**TUJUAN TUGAS A:**
Menurut artikel tentang Tavio, berapa lama Tavio menempuh program doktornya di Nanyang Technological University?
**TUJUAN TUGAS B:**
Berdasarkan artikel tentang Tavio, jelaskan mengapa dua paten hasil kerja Tavio kini menjadi milik pemerintah Singapura.
**TUJUAN TUGAS C:**
Lanjutkan artikel tentang Tavio mulai dari kalimat terakhirnya.

**KUTIPAN TEKS:**
------

ITS News

Minggu, 29 September 2024
30 November 2006, 10:11

Ir Tavio MS PhD, Sumbang Paten untuk Singapura

Oleh : Dadang ITS | | Source : -

”Saya menyadari sejak awal terhadap konsekuensi hasil kerja saya itu, karena memang saat menandatangani pemberian program beasiswa dari pemerintah Singapura, tertulis jelas pernyataan bahwa semua hasil kerja selama saya menerima beasiswa menjadi milik pemerintah Singapura. Maka jadilah dua paten dari hasil kerjanya untuk memperoleh gelar doktor dari Nanyang Technological University, Singapura itu kini menjadi milik pemerintah Singapura,” katanya mengenang.

Diungkapkan dosen Jurusan Teknik Sipil yang masih lajang ini, saat itu dirinya merasa perlu untuk mengembangkan ilmunya dalam bidang struktur beton dan berusaha mencari beasiswa ke sana ke mari, dan ternyata pemerintah Singapura menawarkan beasiswa yang dimaksud tanpa persyaratan. Artinya, setelah ia lulus, tidak terikat untuk menjalankan ikatan dinas atau kerja di sana. ”Karena keinginan saya begitu besar, maka saya pun kemudian mulai menjalankan berbagai tes. Ada tiga orang dari Indonesia yang ikut saat itu, dan saya kemudian terpilih untuk mengambil program doktor di Nanyang Technological University untuk bidang teknik struktur,” kata penghobi olah raga tenis meja ini.

Program doktor di NTU itu dijalani Tavio dalam waktu tiga tahun dengan predikat sebagai lulusan cumlaude dengan nilai indeks prestasi akademik (IPK) sempurna 4. ”Ada dua hasil kerja saya dan menjadi dua paten selama saya menerima beasiswa untuk memperoleh gelar doktor di sana. Paten pertama tentang desain untuk struktur plat datar, dan kedua, paten desain beton bertulang plat datar untuk pra-tegang,” katanya.

------

(Baris sumber)

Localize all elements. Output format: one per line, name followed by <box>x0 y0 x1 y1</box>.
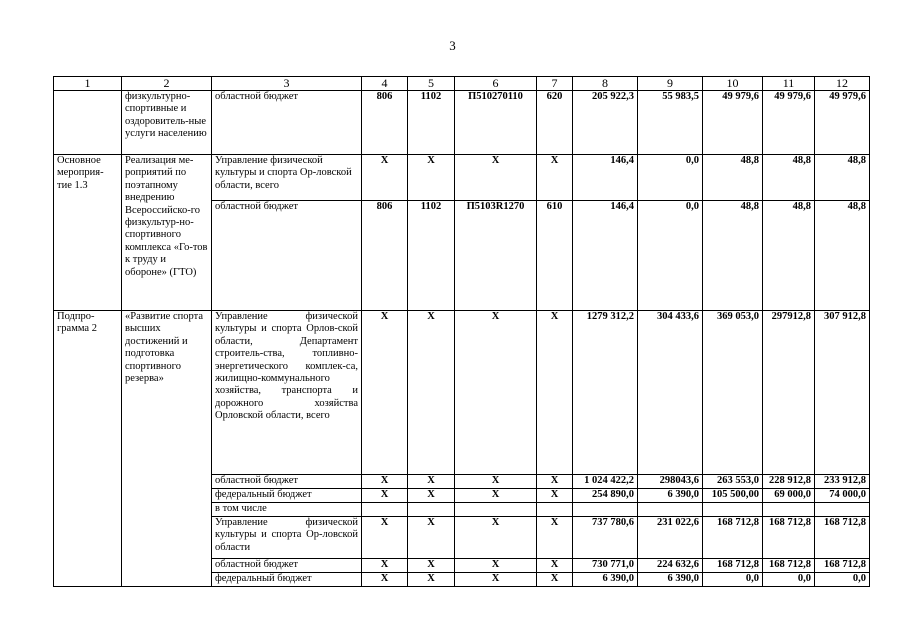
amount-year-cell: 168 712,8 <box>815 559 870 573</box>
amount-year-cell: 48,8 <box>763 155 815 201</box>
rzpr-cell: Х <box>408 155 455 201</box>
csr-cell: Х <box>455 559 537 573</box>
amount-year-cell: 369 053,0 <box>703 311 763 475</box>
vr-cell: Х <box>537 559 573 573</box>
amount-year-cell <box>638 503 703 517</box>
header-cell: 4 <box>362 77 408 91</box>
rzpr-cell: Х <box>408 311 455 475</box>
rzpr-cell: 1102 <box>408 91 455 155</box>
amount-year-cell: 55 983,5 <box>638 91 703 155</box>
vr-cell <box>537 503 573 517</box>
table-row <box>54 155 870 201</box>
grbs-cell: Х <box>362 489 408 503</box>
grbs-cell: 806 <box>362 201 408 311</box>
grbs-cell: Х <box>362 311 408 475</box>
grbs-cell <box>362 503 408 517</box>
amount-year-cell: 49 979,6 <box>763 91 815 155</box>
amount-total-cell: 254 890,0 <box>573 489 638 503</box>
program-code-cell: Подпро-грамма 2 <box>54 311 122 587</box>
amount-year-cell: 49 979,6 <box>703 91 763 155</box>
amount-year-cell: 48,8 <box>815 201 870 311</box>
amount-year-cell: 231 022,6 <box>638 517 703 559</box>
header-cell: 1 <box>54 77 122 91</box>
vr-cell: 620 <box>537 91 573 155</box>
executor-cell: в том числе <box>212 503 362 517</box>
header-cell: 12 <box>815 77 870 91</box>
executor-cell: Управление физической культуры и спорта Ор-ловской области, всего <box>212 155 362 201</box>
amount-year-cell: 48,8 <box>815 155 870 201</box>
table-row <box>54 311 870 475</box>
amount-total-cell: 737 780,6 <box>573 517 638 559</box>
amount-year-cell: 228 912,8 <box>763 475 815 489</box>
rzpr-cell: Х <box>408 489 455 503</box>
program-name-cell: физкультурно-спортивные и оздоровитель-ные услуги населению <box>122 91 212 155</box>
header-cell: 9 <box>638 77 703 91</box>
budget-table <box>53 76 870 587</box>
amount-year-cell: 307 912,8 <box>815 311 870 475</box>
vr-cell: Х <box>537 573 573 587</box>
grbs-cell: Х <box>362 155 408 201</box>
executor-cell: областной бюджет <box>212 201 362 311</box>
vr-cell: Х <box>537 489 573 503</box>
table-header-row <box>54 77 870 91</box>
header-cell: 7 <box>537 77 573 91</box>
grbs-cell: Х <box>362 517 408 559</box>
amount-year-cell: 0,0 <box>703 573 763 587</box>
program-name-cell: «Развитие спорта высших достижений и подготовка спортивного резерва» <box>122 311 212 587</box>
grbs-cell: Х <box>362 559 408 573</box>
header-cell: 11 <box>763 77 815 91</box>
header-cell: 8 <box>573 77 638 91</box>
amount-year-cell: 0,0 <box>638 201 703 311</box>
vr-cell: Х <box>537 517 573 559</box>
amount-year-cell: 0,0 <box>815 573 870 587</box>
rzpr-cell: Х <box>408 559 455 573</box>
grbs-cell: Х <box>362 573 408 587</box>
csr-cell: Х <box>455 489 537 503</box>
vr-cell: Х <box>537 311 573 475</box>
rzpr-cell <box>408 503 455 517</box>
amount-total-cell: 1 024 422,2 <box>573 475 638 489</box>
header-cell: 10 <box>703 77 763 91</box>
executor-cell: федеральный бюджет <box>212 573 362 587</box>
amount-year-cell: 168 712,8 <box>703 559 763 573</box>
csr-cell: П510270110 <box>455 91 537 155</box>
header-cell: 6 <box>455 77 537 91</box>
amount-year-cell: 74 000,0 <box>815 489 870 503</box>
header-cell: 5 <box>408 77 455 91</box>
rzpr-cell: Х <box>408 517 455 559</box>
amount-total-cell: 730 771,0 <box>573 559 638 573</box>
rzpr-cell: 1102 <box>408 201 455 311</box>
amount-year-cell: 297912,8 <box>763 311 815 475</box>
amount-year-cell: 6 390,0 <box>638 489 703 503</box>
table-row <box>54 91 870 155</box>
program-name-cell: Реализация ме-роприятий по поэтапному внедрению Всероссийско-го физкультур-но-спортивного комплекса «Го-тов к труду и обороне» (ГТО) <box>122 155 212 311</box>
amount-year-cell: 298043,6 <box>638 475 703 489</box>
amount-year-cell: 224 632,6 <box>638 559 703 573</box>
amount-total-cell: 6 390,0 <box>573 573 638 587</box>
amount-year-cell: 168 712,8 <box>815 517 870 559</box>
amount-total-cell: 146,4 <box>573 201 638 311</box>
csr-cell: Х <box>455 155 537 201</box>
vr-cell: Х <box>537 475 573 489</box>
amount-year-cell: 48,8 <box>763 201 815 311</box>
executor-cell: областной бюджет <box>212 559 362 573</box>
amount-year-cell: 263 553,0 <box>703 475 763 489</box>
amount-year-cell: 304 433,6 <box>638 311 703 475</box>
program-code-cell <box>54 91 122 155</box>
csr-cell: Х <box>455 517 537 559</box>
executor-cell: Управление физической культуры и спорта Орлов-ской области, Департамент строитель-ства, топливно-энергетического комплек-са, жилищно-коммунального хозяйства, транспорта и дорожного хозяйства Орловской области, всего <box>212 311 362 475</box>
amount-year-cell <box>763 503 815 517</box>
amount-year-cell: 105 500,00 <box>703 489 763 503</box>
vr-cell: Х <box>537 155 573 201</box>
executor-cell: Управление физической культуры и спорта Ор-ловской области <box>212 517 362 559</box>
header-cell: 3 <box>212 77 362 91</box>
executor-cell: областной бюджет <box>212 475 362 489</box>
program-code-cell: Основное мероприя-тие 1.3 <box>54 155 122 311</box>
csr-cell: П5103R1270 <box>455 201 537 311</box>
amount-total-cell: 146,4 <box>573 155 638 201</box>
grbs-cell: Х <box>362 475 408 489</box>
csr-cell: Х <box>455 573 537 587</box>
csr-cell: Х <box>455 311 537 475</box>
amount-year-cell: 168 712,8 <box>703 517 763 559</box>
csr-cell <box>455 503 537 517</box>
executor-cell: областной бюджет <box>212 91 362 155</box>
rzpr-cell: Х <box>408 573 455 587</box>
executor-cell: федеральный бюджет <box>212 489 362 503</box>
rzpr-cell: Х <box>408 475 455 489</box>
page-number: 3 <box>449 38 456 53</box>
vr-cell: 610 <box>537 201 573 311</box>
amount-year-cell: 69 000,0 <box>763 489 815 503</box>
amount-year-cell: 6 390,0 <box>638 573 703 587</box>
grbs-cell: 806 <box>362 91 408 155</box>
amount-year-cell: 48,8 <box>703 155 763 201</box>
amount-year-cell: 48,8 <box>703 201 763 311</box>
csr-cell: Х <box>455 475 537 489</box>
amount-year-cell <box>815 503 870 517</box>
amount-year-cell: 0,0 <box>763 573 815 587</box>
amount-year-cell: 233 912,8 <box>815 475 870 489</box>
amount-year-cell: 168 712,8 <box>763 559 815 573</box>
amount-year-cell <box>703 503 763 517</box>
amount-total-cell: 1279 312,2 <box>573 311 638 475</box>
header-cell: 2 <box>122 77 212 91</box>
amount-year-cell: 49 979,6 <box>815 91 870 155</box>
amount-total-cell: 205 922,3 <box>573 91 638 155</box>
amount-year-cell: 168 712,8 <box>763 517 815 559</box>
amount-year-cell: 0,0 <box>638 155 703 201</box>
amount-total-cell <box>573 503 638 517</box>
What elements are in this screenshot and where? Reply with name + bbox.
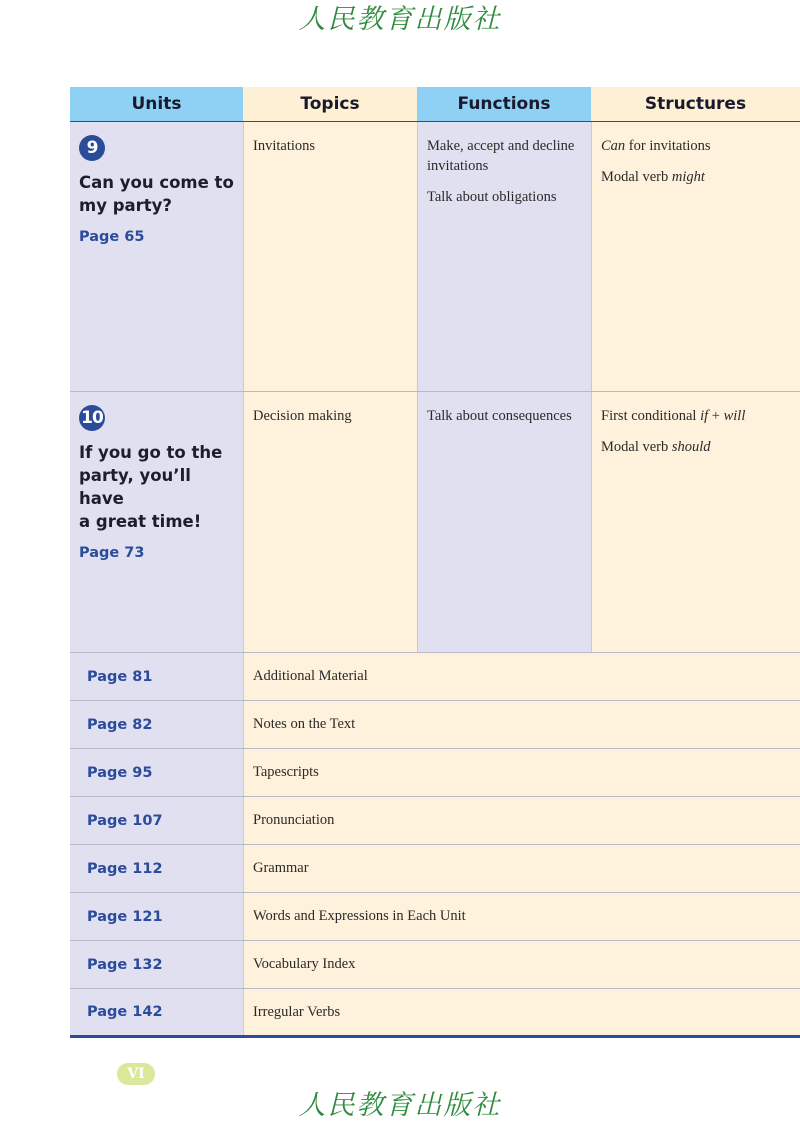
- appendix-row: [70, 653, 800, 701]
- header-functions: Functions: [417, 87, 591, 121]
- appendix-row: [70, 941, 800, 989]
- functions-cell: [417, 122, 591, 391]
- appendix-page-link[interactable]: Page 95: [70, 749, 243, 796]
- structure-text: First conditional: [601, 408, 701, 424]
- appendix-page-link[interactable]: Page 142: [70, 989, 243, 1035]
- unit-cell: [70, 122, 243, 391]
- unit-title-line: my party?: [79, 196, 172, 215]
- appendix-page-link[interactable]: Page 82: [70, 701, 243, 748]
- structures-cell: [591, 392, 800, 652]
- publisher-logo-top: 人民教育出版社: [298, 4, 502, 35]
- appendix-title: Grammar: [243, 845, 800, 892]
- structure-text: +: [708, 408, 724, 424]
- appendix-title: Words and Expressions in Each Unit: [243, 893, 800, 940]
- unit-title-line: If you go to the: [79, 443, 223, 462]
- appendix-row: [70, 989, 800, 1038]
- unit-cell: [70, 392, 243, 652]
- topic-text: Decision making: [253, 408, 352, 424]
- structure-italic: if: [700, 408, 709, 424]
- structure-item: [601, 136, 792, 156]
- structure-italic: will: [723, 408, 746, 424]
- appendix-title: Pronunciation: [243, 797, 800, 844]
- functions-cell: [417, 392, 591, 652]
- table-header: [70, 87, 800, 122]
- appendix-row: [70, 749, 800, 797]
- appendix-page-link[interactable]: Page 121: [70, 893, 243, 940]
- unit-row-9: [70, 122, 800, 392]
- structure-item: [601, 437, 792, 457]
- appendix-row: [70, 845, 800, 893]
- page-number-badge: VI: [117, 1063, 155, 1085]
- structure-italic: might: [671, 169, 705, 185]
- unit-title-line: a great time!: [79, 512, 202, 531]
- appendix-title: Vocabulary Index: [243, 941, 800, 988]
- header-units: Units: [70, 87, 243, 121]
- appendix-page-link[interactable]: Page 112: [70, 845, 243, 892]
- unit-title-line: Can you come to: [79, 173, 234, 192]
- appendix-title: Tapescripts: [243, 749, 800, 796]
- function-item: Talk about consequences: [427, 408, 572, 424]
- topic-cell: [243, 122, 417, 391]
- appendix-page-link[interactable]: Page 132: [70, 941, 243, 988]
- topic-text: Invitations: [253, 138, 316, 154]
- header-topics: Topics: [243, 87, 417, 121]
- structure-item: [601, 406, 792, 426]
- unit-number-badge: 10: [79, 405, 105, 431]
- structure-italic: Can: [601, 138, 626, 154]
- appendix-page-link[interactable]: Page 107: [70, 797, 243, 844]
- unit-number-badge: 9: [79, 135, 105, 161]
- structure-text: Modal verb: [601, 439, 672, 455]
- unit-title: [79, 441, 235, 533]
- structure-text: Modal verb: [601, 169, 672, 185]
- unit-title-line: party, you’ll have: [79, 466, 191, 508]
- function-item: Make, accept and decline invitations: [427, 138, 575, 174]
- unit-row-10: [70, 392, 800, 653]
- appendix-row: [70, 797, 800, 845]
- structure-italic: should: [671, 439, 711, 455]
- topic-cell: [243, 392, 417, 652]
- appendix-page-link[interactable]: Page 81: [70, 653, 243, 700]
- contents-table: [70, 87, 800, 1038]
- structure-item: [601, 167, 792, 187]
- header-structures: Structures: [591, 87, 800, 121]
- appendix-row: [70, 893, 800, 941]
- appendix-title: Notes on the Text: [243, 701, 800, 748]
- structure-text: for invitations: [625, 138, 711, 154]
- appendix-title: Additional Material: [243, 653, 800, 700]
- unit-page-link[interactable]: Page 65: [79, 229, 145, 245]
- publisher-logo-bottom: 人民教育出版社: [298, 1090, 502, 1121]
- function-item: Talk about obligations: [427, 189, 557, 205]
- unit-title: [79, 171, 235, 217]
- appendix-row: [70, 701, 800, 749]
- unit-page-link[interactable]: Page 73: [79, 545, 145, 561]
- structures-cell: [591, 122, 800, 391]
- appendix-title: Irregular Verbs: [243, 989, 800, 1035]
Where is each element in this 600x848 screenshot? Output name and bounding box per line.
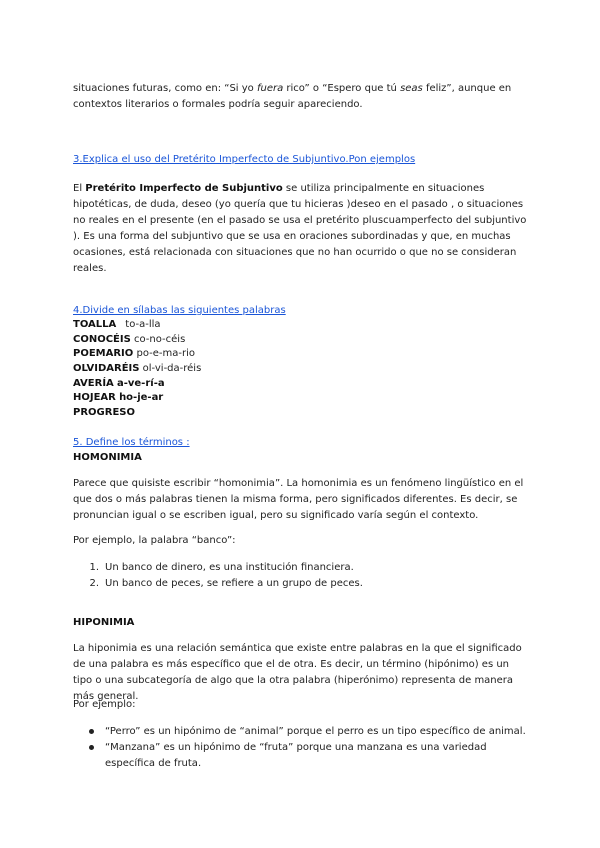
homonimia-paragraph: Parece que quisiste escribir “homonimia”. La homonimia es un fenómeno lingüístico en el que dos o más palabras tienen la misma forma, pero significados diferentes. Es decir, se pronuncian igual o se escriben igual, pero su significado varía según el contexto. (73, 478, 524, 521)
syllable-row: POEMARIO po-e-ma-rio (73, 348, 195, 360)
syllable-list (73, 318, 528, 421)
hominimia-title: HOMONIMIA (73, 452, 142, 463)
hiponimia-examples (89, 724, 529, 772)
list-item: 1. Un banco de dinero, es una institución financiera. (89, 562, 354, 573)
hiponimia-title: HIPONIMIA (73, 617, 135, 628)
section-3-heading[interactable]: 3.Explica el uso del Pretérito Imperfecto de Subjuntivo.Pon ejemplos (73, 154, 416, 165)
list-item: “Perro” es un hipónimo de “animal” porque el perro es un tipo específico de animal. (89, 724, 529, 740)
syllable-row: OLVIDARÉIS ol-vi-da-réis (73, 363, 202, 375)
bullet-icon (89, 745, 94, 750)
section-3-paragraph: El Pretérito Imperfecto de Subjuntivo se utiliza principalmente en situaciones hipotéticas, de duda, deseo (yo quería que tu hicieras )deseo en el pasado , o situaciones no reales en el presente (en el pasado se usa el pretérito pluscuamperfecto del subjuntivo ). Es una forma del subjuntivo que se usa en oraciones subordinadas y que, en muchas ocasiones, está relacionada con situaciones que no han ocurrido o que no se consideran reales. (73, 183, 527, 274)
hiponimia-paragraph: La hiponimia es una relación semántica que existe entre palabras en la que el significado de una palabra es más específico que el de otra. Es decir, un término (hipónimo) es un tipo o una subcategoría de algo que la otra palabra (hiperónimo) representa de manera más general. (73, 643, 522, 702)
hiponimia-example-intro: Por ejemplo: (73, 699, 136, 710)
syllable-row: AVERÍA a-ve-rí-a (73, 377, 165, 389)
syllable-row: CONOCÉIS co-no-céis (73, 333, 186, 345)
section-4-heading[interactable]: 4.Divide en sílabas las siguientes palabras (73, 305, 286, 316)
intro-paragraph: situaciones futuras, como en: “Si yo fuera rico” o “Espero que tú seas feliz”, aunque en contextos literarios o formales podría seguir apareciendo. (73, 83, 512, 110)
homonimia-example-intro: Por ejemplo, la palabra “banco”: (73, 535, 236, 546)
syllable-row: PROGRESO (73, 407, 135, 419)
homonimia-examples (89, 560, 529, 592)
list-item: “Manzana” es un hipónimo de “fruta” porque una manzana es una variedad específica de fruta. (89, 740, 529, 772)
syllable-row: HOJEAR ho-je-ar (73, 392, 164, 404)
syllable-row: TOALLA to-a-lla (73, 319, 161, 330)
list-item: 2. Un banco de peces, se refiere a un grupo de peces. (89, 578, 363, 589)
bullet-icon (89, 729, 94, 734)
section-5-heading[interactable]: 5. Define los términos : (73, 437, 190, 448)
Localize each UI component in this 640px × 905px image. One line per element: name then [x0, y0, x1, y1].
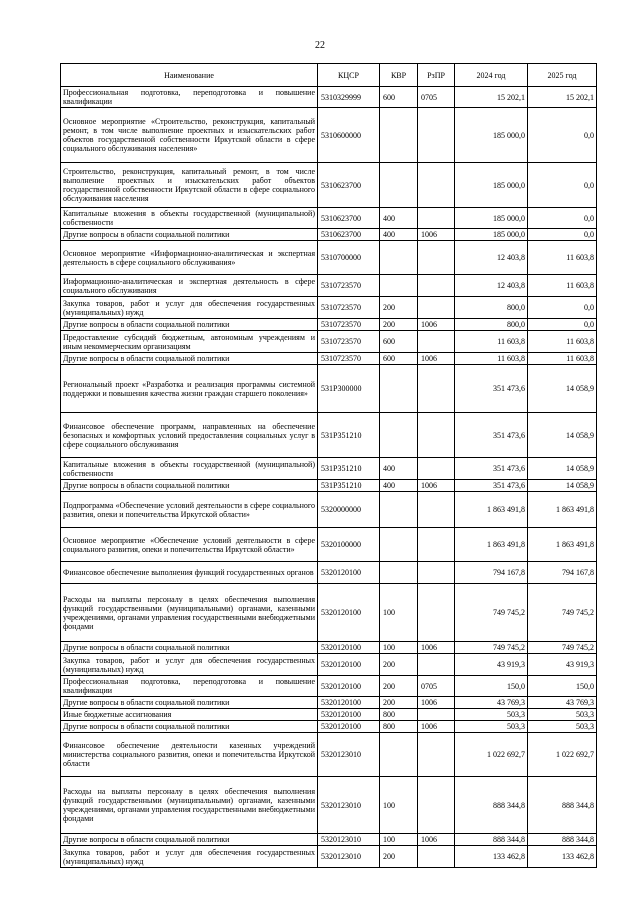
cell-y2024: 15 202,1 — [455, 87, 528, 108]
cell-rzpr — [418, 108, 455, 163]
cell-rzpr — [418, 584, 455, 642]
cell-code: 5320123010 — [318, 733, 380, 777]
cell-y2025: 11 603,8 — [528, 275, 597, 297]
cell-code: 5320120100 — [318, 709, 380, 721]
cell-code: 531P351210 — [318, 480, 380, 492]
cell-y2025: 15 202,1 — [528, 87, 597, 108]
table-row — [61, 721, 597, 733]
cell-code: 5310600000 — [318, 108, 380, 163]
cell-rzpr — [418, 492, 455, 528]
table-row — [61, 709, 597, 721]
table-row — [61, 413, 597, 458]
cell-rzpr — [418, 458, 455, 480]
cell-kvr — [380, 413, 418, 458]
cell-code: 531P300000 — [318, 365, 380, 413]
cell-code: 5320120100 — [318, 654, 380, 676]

------

**JAWABAN LATIHAN A:**
Tiga tahun.

**JAWABAN LATIHAN B:**
Saat menandatangani pemberian beasiswa dari pemerintah Singapura, Tavio menyetujui pernyataan tertulis bahwa semua hasil kerja selama menerima beasiswa menjadi milik pemerintah Singapura. Kedua paten itu lahir dari pekerjaannya untuk meraih gelar doktor selama masa beasiswa tersebut.

**JAWABAN LATIHAN C:**
Diakui Tavio, kedua patennya punya spesifikasi yang memungkinkan sebuah proyek bangunan dikerjakan bisa lebih cepat dan efisien dalam hal pembiayaan. Paten pertama, katanya menjelaskan, memang benar-benar ide baru karena selama ini selalu bangunan bertingkat selalu disertai hadirnya kolom dan balok. Sementara pada paten ini tidak memerlukan balok dan bisa langsung menggunakan struktur beton datar atau plat datar, sehingga pengerjaannya lebih mudah dan murah. ”Kelebihan lainnya, pada paten ini bisa digunakan untuk plat datar yang ireguler atau tidak beraturan, dimana jarak antar kolom tidak harus sama. Inisiatif bisa diterapkan pada bentuk ireguler datang dari bentuk arsitektur modern yang saat ini seringkali menempatkan kolom tidak pada jarak sama atau beraturan, sebagai bagian dari mempertahankan segi estetika bangunan,” katanya.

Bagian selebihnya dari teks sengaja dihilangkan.